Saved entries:
┌────────

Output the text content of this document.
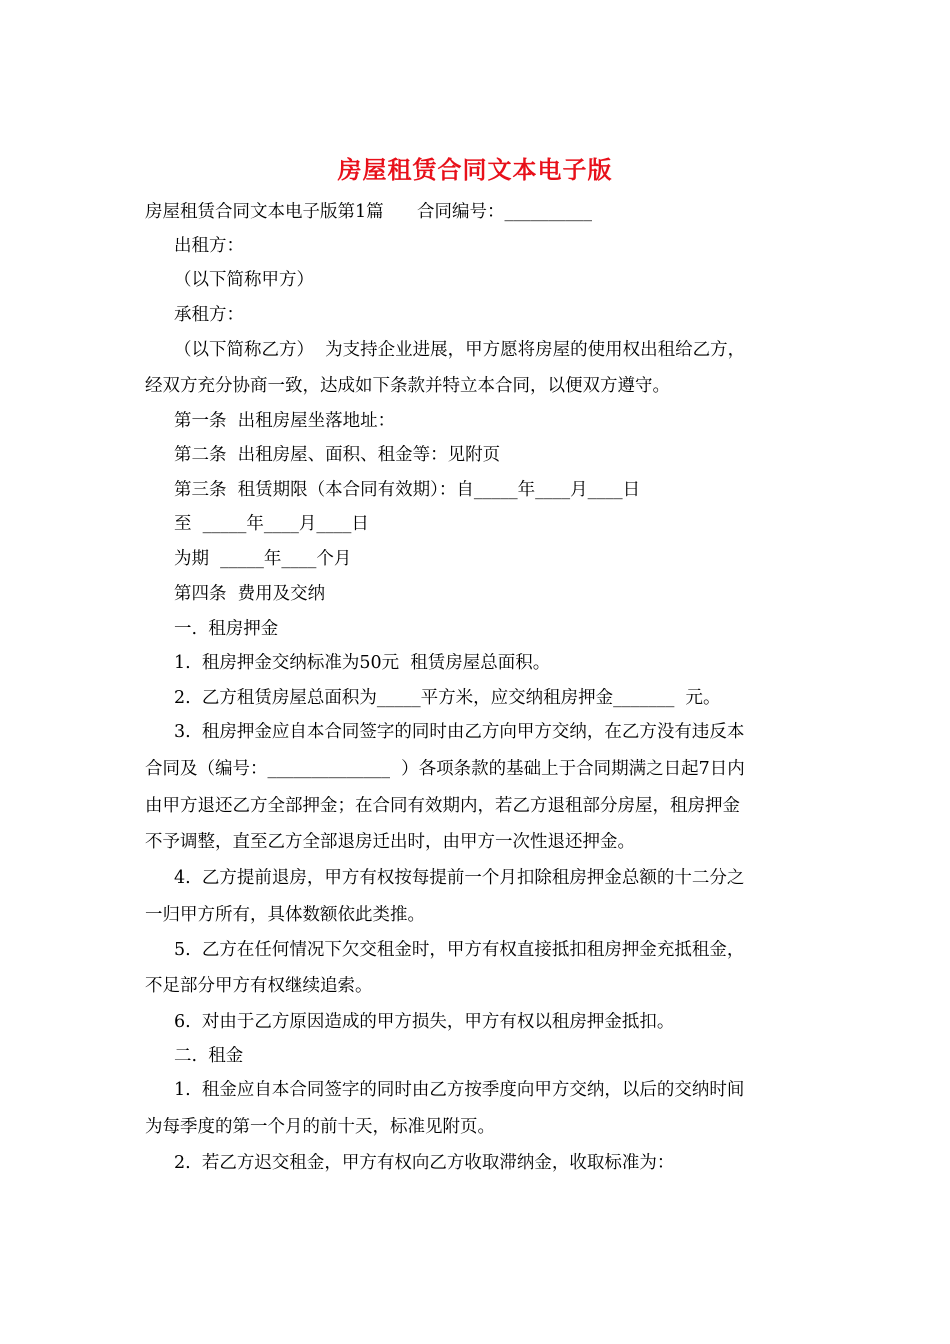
房屋租赁合同文本电子版
房屋租赁合同文本电子版第1篇      合同编号：__________
出租方：
（以下简称甲方）
承租方：
（以下简称乙方）  为支持企业进展，甲方愿将房屋的使用权出租给乙方，
经双方充分协商一致，达成如下条款并特立本合同，以便双方遵守。
第一条  出租房屋坐落地址：
第二条  出租房屋、面积、租金等：见附页
第三条  租赁期限（本合同有效期）：自_____年____月____日
至  _____年____月____日
为期  _____年____个月
第四条  费用及交纳
一.  租房押金
1.  租房押金交纳标准为50元  租赁房屋总面积。
2.  乙方租赁房屋总面积为_____平方米，应交纳租房押金_______  元。
3.  租房押金应自本合同签字的同时由乙方向甲方交纳，在乙方没有违反本
合同及（编号：______________  ）各项条款的基础上于合同期满之日起7日内
由甲方退还乙方全部押金；在合同有效期内，若乙方退租部分房屋，租房押金
不予调整，直至乙方全部退房迁出时，由甲方一次性退还押金。
4.  乙方提前退房，甲方有权按每提前一个月扣除租房押金总额的十二分之
一归甲方所有，具体数额依此类推。
5.  乙方在任何情况下欠交租金时，甲方有权直接抵扣租房押金充抵租金，
不足部分甲方有权继续追索。
6.  对由于乙方原因造成的甲方损失，甲方有权以租房押金抵扣。
二.  租金
1.  租金应自本合同签字的同时由乙方按季度向甲方交纳，以后的交纳时间
为每季度的第一个月的前十天，标准见附页。
2.  若乙方迟交租金，甲方有权向乙方收取滞纳金，收取标准为：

└────────

### WHAT THE TASK ASKS
Leave the images out and output the remaining material exactly as it stands.

### THE RESPONSE
Output the text content of this document.
房屋租赁合同文本电子版
房屋租赁合同文本电子版第1篇      合同编号：__________
出租方：
（以下简称甲方）
承租方：
（以下简称乙方）  为支持企业进展，甲方愿将房屋的使用权出租给乙方，
经双方充分协商一致，达成如下条款并特立本合同，以便双方遵守。
第一条  出租房屋坐落地址：
第二条  出租房屋、面积、租金等：见附页
第三条  租赁期限（本合同有效期）：自_____年____月____日
至  _____年____月____日
为期  _____年____个月
第四条  费用及交纳
一.  租房押金
1.  租房押金交纳标准为50元  租赁房屋总面积。
2.  乙方租赁房屋总面积为_____平方米，应交纳租房押金_______  元。
3.  租房押金应自本合同签字的同时由乙方向甲方交纳，在乙方没有违反本
合同及（编号：______________  ）各项条款的基础上于合同期满之日起7日内
由甲方退还乙方全部押金；在合同有效期内，若乙方退租部分房屋，租房押金
不予调整，直至乙方全部退房迁出时，由甲方一次性退还押金。
4.  乙方提前退房，甲方有权按每提前一个月扣除租房押金总额的十二分之
一归甲方所有，具体数额依此类推。
5.  乙方在任何情况下欠交租金时，甲方有权直接抵扣租房押金充抵租金，
不足部分甲方有权继续追索。
6.  对由于乙方原因造成的甲方损失，甲方有权以租房押金抵扣。
二.  租金
1.  租金应自本合同签字的同时由乙方按季度向甲方交纳，以后的交纳时间
为每季度的第一个月的前十天，标准见附页。
2.  若乙方迟交租金，甲方有权向乙方收取滞纳金，收取标准为：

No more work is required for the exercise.